— start —
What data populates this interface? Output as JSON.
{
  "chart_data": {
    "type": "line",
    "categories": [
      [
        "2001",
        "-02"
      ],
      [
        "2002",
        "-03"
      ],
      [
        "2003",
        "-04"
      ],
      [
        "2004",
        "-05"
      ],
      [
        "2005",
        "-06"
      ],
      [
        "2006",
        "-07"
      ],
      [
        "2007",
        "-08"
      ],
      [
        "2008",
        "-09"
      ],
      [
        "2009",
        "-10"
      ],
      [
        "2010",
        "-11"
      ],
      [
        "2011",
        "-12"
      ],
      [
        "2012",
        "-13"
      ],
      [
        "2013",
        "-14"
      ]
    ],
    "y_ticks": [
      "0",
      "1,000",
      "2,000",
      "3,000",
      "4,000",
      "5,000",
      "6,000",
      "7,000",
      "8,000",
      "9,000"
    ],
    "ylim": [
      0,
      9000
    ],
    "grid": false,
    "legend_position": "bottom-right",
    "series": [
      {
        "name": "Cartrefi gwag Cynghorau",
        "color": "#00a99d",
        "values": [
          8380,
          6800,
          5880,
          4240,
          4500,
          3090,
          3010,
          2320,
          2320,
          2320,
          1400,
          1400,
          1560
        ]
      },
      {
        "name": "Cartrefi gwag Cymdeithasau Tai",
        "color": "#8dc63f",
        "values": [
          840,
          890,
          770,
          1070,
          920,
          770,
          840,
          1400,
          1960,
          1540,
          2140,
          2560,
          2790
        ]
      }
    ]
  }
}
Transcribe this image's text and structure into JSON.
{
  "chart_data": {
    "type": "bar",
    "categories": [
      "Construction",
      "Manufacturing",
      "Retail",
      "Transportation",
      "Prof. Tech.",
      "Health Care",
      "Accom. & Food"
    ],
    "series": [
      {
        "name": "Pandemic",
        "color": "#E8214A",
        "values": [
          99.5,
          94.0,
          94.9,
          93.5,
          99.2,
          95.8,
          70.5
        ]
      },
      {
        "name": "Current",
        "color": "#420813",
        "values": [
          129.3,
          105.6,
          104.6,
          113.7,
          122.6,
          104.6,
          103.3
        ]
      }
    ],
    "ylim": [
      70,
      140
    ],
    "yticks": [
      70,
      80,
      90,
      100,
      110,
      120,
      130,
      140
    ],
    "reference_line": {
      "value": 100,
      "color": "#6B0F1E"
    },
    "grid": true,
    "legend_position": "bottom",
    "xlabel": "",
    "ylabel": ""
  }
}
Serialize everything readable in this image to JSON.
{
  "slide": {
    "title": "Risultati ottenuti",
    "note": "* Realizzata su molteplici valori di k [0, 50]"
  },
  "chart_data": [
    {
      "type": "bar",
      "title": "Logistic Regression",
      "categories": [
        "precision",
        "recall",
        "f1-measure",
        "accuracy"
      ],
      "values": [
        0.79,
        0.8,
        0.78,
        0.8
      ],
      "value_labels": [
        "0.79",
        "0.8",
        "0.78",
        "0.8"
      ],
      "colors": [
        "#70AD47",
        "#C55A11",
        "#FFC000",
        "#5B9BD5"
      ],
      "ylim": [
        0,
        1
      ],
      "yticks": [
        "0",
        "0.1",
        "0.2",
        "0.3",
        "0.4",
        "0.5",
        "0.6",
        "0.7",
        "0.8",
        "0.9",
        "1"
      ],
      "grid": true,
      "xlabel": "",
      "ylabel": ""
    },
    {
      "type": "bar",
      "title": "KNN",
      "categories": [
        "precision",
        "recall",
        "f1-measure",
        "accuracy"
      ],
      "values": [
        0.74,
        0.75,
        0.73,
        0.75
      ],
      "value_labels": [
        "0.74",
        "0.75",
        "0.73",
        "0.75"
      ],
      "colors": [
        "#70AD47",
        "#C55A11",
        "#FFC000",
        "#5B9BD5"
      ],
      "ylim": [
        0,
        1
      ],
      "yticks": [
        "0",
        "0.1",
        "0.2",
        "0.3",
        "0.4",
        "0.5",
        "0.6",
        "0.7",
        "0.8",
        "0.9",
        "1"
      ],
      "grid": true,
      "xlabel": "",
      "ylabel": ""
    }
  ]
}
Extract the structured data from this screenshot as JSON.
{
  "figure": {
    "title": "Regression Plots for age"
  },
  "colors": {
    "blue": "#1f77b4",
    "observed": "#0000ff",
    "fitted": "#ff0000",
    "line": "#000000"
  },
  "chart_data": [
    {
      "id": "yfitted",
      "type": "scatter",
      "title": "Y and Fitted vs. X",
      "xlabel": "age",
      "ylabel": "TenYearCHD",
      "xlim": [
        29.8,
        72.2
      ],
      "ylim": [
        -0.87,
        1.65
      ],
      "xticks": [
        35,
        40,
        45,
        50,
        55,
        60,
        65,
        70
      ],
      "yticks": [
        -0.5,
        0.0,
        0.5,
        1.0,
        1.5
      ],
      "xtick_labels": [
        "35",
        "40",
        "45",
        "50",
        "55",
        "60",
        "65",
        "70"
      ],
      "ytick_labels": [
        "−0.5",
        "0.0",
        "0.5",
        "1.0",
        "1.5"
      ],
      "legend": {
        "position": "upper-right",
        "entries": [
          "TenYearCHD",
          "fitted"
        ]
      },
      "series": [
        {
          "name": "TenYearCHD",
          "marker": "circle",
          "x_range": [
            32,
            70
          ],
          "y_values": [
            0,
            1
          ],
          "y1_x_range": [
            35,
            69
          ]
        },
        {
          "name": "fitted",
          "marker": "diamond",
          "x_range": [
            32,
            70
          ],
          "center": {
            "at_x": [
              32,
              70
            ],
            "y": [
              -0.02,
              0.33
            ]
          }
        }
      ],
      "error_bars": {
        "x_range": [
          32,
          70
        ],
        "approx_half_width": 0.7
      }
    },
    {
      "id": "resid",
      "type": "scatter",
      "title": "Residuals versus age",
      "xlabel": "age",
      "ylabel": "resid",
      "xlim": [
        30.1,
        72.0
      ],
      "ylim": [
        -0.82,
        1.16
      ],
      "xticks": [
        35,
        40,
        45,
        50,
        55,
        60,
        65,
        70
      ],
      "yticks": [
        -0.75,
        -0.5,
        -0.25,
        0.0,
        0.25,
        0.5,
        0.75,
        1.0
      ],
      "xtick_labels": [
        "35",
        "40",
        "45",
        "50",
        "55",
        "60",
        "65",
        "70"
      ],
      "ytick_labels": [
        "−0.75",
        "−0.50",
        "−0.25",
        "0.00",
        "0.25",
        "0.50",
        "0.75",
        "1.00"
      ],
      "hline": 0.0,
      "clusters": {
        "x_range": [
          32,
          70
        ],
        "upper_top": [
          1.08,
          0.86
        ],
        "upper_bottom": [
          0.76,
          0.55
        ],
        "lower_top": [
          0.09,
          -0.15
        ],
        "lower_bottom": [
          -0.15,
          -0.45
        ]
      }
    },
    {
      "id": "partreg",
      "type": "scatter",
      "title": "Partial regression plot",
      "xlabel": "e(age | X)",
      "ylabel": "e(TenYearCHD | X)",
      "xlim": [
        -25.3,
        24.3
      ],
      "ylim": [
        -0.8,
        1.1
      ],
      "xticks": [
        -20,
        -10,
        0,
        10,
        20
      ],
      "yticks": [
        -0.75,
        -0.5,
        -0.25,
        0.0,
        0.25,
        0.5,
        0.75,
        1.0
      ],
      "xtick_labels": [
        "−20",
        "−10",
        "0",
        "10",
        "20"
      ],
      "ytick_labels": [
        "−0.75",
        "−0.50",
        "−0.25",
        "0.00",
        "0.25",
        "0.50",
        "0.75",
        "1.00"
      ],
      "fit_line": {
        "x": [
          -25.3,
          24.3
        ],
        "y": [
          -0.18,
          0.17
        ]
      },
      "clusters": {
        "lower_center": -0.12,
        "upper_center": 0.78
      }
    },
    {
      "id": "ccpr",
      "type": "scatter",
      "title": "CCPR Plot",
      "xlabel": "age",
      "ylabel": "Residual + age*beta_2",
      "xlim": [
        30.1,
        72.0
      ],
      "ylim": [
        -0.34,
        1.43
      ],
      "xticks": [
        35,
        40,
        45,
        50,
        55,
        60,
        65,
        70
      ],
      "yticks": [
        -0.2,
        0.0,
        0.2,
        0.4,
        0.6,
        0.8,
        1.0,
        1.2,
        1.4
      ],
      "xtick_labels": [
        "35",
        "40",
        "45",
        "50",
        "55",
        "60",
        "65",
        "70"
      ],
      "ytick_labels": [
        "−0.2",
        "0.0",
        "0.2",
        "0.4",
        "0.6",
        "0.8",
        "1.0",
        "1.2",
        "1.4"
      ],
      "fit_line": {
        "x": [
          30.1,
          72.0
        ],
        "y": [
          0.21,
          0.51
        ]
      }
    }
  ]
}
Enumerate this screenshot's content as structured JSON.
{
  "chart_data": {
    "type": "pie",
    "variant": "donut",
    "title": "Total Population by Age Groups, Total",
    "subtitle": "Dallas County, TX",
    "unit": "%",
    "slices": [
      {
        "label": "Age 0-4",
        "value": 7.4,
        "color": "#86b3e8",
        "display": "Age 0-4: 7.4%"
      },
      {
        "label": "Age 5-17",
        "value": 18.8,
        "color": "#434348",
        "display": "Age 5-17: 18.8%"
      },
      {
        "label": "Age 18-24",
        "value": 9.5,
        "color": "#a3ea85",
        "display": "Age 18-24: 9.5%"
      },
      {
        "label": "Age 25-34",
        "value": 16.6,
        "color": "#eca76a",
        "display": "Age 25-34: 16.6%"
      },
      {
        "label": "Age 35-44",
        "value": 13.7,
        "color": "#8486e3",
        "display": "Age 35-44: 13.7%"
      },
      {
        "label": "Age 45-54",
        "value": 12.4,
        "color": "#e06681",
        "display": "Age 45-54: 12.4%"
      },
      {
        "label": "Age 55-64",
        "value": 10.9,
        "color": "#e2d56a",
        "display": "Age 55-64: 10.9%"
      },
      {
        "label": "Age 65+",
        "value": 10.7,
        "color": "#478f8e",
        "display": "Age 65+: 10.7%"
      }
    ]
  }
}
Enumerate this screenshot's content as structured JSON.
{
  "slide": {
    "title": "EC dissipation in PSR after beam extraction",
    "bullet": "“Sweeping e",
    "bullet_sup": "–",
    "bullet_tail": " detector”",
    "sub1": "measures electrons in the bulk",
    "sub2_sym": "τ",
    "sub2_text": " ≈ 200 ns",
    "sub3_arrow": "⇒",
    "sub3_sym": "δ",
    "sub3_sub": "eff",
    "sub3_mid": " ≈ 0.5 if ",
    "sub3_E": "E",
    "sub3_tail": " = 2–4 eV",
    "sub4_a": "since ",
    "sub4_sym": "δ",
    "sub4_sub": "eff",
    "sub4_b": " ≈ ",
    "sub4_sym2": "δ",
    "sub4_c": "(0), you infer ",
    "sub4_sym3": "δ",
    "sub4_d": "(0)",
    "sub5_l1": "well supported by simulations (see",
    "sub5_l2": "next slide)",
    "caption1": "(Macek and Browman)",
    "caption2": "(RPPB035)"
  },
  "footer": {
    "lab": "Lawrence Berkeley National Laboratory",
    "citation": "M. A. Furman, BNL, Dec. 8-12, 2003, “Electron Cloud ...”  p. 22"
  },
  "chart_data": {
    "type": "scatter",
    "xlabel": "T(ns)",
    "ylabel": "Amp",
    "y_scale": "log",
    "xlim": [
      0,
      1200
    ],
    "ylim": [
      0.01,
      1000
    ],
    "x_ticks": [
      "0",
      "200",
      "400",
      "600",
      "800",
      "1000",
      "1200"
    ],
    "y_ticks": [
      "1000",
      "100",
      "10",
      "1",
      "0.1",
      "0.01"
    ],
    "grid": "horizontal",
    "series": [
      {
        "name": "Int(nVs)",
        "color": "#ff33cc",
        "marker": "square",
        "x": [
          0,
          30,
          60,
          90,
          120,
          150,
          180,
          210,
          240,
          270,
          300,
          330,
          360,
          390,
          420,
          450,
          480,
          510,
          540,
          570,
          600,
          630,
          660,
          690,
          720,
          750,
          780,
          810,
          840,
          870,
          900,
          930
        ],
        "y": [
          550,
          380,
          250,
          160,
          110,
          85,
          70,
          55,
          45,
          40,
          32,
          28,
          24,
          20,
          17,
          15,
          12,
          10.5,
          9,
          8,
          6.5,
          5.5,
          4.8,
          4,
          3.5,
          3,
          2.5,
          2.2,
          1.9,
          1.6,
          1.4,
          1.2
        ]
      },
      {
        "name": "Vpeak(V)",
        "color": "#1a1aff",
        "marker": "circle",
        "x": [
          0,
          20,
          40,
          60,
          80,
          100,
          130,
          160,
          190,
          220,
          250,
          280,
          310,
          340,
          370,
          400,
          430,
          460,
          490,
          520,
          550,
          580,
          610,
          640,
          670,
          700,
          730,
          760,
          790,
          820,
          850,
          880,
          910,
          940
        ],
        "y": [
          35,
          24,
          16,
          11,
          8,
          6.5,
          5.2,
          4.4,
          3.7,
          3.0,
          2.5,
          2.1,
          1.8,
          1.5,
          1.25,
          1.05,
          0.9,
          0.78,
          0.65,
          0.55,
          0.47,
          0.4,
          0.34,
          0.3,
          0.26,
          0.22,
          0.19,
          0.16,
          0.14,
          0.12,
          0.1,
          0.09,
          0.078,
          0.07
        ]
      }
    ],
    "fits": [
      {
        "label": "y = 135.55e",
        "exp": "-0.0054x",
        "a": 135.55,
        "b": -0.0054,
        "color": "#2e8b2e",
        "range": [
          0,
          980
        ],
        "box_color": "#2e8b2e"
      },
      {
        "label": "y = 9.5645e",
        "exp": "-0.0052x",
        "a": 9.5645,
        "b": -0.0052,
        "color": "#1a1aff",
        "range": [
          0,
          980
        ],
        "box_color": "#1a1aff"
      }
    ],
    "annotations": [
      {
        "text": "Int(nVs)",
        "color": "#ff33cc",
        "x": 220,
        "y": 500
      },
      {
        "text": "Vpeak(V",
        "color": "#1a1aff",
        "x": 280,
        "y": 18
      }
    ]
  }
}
— end —
**Short problem**
Copy out every line in the entries above that holds "right".

**Solution to the problem**
    "legend_position": "bottom-right",
        "position": "upper-right",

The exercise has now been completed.